------ Supplied material ------
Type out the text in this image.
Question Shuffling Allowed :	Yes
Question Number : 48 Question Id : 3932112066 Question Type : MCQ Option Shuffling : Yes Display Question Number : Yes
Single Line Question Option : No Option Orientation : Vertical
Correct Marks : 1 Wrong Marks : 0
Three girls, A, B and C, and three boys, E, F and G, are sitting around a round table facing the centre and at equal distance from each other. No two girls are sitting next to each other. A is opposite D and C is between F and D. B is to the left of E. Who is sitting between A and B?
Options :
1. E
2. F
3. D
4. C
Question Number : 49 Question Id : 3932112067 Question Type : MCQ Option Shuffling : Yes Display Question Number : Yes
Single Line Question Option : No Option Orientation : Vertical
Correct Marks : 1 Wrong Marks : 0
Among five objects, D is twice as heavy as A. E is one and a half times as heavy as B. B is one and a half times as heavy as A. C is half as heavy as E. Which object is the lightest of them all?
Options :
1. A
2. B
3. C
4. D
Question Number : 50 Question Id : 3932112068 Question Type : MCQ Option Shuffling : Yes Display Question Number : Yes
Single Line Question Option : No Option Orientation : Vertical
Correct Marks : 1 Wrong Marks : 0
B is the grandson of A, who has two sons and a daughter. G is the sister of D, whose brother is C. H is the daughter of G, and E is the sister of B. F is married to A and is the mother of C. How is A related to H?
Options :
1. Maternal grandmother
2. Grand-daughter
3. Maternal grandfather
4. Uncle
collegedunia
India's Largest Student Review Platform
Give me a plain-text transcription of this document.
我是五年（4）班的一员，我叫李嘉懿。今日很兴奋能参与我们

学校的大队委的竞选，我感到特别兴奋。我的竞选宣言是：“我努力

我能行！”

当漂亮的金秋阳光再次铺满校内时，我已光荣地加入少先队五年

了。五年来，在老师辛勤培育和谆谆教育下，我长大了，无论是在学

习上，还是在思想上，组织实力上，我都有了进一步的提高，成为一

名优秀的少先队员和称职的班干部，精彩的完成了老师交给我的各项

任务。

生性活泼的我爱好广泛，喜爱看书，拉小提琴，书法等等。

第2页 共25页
------
What you need to do » Locate the word "Number" in the records above, and return each line that has it.

Expected answer »
Question Number : 48 Question Id : 3932112066 Question Type : MCQ Option Shuffling : Yes Display Question Number : Yes
Question Number : 49 Question Id : 3932112067 Question Type : MCQ Option Shuffling : Yes Display Question Number : Yes
Question Number : 50 Question Id : 3932112068 Question Type : MCQ Option Shuffling : Yes Display Question Number : Yes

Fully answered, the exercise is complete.